> **WHAT YOU ARE ASKED TO DO**: Please turn every line of the material below into a Markdown table with the columns "Row" and "Line", numbering the rows and skipping any blank lines.
^^^^
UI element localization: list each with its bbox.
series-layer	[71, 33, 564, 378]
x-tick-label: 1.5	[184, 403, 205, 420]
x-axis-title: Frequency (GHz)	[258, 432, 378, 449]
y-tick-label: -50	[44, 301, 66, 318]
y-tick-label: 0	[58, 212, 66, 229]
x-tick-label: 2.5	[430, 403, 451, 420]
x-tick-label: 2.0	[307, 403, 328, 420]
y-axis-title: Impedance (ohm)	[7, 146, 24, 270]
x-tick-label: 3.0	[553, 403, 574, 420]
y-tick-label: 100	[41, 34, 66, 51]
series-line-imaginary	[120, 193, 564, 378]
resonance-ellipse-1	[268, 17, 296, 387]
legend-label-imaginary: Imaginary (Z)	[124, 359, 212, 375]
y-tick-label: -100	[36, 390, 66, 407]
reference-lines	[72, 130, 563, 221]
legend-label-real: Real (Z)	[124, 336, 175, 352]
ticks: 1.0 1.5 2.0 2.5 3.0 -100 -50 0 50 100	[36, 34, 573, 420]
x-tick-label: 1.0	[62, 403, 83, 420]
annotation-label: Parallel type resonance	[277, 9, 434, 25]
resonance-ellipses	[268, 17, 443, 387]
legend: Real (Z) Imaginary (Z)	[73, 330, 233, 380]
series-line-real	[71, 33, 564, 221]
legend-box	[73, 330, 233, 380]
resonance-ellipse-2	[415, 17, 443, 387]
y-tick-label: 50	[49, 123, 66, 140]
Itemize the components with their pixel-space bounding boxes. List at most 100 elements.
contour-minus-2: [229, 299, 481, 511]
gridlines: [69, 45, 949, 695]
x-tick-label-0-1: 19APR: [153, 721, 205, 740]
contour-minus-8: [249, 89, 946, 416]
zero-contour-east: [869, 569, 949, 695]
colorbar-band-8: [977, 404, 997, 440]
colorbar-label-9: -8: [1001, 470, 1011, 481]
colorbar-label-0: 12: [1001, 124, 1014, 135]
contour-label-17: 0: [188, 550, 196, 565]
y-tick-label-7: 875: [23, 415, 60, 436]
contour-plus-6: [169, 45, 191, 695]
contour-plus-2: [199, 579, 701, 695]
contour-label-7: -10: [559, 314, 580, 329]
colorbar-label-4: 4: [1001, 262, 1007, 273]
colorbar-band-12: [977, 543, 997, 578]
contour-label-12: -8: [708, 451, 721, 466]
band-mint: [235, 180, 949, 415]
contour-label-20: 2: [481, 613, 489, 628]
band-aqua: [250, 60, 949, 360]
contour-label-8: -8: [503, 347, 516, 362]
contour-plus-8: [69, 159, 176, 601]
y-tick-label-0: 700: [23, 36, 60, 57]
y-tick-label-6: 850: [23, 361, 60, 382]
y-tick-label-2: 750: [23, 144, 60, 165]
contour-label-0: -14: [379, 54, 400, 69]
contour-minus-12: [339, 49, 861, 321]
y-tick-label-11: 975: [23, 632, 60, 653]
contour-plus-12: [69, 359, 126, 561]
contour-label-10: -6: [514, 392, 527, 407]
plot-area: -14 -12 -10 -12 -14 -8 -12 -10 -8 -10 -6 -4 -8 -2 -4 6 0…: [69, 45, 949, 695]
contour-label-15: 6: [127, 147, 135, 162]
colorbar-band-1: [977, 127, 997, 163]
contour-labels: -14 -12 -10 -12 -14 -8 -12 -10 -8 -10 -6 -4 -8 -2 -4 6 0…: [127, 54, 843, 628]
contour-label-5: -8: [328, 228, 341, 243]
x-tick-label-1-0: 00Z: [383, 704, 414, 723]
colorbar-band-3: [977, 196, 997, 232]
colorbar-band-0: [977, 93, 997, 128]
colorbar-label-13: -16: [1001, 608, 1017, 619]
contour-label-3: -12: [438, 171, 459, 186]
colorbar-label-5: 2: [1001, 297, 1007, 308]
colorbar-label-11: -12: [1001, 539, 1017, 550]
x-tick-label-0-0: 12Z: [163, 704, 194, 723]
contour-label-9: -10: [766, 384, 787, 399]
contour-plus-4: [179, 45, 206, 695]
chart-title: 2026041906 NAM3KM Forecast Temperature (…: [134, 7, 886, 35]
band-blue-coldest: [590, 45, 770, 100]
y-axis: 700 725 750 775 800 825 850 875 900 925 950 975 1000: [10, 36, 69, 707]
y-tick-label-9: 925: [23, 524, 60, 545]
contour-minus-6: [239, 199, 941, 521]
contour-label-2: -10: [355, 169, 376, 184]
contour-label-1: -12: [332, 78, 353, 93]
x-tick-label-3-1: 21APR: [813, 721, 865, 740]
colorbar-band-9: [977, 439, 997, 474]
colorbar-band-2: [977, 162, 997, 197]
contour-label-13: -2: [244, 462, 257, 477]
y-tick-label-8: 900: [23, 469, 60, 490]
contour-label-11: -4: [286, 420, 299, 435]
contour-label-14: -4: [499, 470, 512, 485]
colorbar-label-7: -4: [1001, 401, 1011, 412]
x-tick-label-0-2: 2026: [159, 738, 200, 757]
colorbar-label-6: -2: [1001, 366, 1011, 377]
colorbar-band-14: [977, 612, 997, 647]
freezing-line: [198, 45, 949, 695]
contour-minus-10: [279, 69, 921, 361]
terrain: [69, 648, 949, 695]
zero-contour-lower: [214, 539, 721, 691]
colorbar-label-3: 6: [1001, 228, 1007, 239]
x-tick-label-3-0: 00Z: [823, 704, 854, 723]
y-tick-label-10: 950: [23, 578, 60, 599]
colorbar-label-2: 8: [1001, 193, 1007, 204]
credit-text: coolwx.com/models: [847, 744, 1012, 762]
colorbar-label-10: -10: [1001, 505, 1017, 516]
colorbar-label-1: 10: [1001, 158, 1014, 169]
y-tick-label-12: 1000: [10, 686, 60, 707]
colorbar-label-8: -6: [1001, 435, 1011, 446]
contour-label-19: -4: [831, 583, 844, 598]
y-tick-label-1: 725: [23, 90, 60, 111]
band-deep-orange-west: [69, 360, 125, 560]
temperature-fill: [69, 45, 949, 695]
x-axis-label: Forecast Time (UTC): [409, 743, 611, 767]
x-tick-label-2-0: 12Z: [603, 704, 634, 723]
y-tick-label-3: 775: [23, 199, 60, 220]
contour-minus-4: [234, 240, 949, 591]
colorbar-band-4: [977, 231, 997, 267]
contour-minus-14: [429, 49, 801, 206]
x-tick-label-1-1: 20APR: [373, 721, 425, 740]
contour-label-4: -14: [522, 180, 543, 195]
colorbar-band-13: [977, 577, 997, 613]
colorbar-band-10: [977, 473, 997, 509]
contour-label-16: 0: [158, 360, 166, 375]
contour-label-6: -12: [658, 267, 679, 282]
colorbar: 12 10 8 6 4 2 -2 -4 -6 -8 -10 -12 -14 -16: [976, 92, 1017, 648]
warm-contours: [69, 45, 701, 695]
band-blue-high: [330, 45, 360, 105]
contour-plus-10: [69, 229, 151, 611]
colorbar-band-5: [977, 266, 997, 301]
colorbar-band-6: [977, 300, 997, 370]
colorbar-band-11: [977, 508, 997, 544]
^^^^
> **REPLY TO THE TASK**:
| Row | Line |
|---|---|
| 1 | UI element localization: list each with its bbox. |
| 2 | series-layer	[71, 33, 564, 378] |
| 3 | x-tick-label: 1.5	[184, 403, 205, 420] |
| 4 | x-axis-title: Frequency (GHz)	[258, 432, 378, 449] |
| 5 | y-tick-label: -50	[44, 301, 66, 318] |
| 6 | y-tick-label: 0	[58, 212, 66, 229] |
| 7 | x-tick-label: 2.5	[430, 403, 451, 420] |
| 8 | x-tick-label: 2.0	[307, 403, 328, 420] |
| 9 | y-axis-title: Impedance (ohm)	[7, 146, 24, 270] |
| 10 | x-tick-label: 3.0	[553, 403, 574, 420] |
| 11 | y-tick-label: 100	[41, 34, 66, 51] |
| 12 | series-line-imaginary	[120, 193, 564, 378] |
| 13 | resonance-ellipse-1	[268, 17, 296, 387] |
| 14 | legend-label-imaginary: Imaginary (Z)	[124, 359, 212, 375] |
| 15 | y-tick-label: -100	[36, 390, 66, 407] |
| 16 | reference-lines	[72, 130, 563, 221] |
| 17 | legend-label-real: Real (Z)	[124, 336, 175, 352] |
| 18 | ticks: 1.0 1.5 2.0 2.5 3.0 -100 -50 0 50 100	[36, 34, 573, 420] |
| 19 | x-tick-label: 1.0	[62, 403, 83, 420] |
| 20 | annotation-label: Parallel type resonance	[277, 9, 434, 25] |
| 21 | resonance-ellipses	[268, 17, 443, 387] |
| 22 | legend: Real (Z) Imaginary (Z)	[73, 330, 233, 380] |
| 23 | series-line-real	[71, 33, 564, 221] |
| 24 | legend-box	[73, 330, 233, 380] |
| 25 | resonance-ellipse-2	[415, 17, 443, 387] |
| 26 | y-tick-label: 50	[49, 123, 66, 140] |
| 27 | Itemize the components with their pixel-space bounding boxes. List at most 100 elements. |
| 28 | contour-minus-2: [229, 299, 481, 511] |
| 29 | gridlines: [69, 45, 949, 695] |
| 30 | x-tick-label-0-1: 19APR: [153, 721, 205, 740] |
| 31 | contour-minus-8: [249, 89, 946, 416] |
| 32 | zero-contour-east: [869, 569, 949, 695] |
| 33 | colorbar-band-8: [977, 404, 997, 440] |
| 34 | colorbar-label-9: -8: [1001, 470, 1011, 481] |
| 35 | colorbar-label-0: 12: [1001, 124, 1014, 135] |
| 36 | contour-label-17: 0: [188, 550, 196, 565] |
| 37 | y-tick-label-7: 875: [23, 415, 60, 436] |
| 38 | contour-plus-6: [169, 45, 191, 695] |
| 39 | contour-plus-2: [199, 579, 701, 695] |
| 40 | contour-label-7: -10: [559, 314, 580, 329] |
| 41 | colorbar-label-4: 4: [1001, 262, 1007, 273] |
| 42 | colorbar-band-12: [977, 543, 997, 578] |
| 43 | contour-label-12: -8: [708, 451, 721, 466] |
| 44 | band-mint: [235, 180, 949, 415] |
| 45 | contour-label-20: 2: [481, 613, 489, 628] |
| 46 | band-aqua: [250, 60, 949, 360] |
| 47 | contour-label-8: -8: [503, 347, 516, 362] |
| 48 | contour-plus-8: [69, 159, 176, 601] |
| 49 | y-tick-label-0: 700: [23, 36, 60, 57] |
| 50 | y-tick-label-6: 850: [23, 361, 60, 382] |
| 51 | y-tick-label-2: 750: [23, 144, 60, 165] |
| 52 | contour-label-0: -14: [379, 54, 400, 69] |
| 53 | contour-minus-12: [339, 49, 861, 321] |
| 54 | y-tick-label-11: 975: [23, 632, 60, 653] |
| 55 | contour-plus-12: [69, 359, 126, 561] |
| 56 | contour-label-10: -6: [514, 392, 527, 407] |
| 57 | plot-area: -14 -12 -10 -12 -14 -8 -12 -10 -8 -10 -6 -4 -8 -2 -4 6 0…: [69, 45, 949, 695] |
| 58 | contour-label-15: 6: [127, 147, 135, 162] |
| 59 | colorbar-band-1: [977, 127, 997, 163] |
| 60 | contour-labels: -14 -12 -10 -12 -14 -8 -12 -10 -8 -10 -6 -4 -8 -2 -4 6 0…: [127, 54, 843, 628] |
| 61 | contour-label-5: -8: [328, 228, 341, 243] |
| 62 | x-tick-label-1-0: 00Z: [383, 704, 414, 723] |
| 63 | colorbar-band-3: [977, 196, 997, 232] |
| 64 | colorbar-band-0: [977, 93, 997, 128] |
| 65 | colorbar-label-13: -16: [1001, 608, 1017, 619] |
| 66 | contour-label-3: -12: [438, 171, 459, 186] |
| 67 | colorbar-label-5: 2: [1001, 297, 1007, 308] |
| 68 | colorbar-label-11: -12: [1001, 539, 1017, 550] |
| 69 | x-tick-label-0-0: 12Z: [163, 704, 194, 723] |
| 70 | contour-label-9: -10: [766, 384, 787, 399] |
| 71 | contour-plus-4: [179, 45, 206, 695] |
| 72 | chart-title: 2026041906 NAM3KM Forecast Temperature (…: [134, 7, 886, 35] |
| 73 | band-blue-coldest: [590, 45, 770, 100] |
| 74 | y-axis: 700 725 750 775 800 825 850 875 900 925 950 975 1000: [10, 36, 69, 707] |
| 75 | y-tick-label-9: 925: [23, 524, 60, 545] |
| 76 | contour-minus-6: [239, 199, 941, 521] |
| 77 | contour-label-2: -10: [355, 169, 376, 184] |
| 78 | contour-label-1: -12: [332, 78, 353, 93] |
| 79 | x-tick-label-3-1: 21APR: [813, 721, 865, 740] |
| 80 | colorbar-band-9: [977, 439, 997, 474] |
| 81 | colorbar-band-2: [977, 162, 997, 197] |
| 82 | contour-label-13: -2: [244, 462, 257, 477] |
| 83 | y-tick-label-8: 900: [23, 469, 60, 490] |
| 84 | contour-label-11: -4: [286, 420, 299, 435] |
| 85 | contour-label-14: -4: [499, 470, 512, 485] |
| 86 | colorbar-label-7: -4: [1001, 401, 1011, 412] |
| 87 | x-tick-label-0-2: 2026: [159, 738, 200, 757] |
| 88 | colorbar-label-6: -2: [1001, 366, 1011, 377] |
| 89 | colorbar-band-14: [977, 612, 997, 647] |
| 90 | freezing-line: [198, 45, 949, 695] |
| 91 | contour-minus-10: [279, 69, 921, 361] |
| 92 | terrain: [69, 648, 949, 695] |
| 93 | zero-contour-lower: [214, 539, 721, 691] |
| 94 | colorbar-label-3: 6: [1001, 228, 1007, 239] |
| 95 | x-tick-label-3-0: 00Z: [823, 704, 854, 723] |
| 96 | y-tick-label-10: 950: [23, 578, 60, 599] |
| 97 | colorbar-label-2: 8: [1001, 193, 1007, 204] |
| 98 | credit-text: coolwx.com/models: [847, 744, 1012, 762] |
| 99 | colorbar-label-10: -10: [1001, 505, 1017, 516] |
| 100 | colorbar-label-1: 10: [1001, 158, 1014, 169] |
| 101 | y-tick-label-12: 1000: [10, 686, 60, 707] |
| 102 | colorbar-label-8: -6: [1001, 435, 1011, 446] |
| 103 | contour-label-19: -4: [831, 583, 844, 598] |
| 104 | y-tick-label-1: 725: [23, 90, 60, 111] |
| 105 | band-deep-orange-west: [69, 360, 125, 560] |
| 106 | temperature-fill: [69, 45, 949, 695] |
| 107 | x-axis-label: Forecast Time (UTC): [409, 743, 611, 767] |
| 108 | x-tick-label-2-0: 12Z: [603, 704, 634, 723] |
| 109 | y-tick-label-3: 775: [23, 199, 60, 220] |
| 110 | contour-minus-4: [234, 240, 949, 591] |
| 111 | colorbar-band-4: [977, 231, 997, 267] |
| 112 | contour-minus-14: [429, 49, 801, 206] |
| 113 | x-tick-label-1-1: 20APR: [373, 721, 425, 740] |
| 114 | contour-label-4: -14: [522, 180, 543, 195] |
| 115 | colorbar-band-13: [977, 577, 997, 613] |
| 116 | colorbar-band-10: [977, 473, 997, 509] |
| 117 | contour-label-16: 0: [158, 360, 166, 375] |
| 118 | contour-label-6: -12: [658, 267, 679, 282] |
| 119 | colorbar: 12 10 8 6 4 2 -2 -4 -6 -8 -10 -12 -14 -16: [976, 92, 1017, 648] |
| 120 | warm-contours: [69, 45, 701, 695] |
| 121 | band-blue-high: [330, 45, 360, 105] |
| 122 | contour-plus-10: [69, 229, 151, 611] |
| 123 | colorbar-band-5: [977, 266, 997, 301] |
| 124 | colorbar-band-6: [977, 300, 997, 370] |
| 125 | colorbar-band-11: [977, 508, 997, 544] |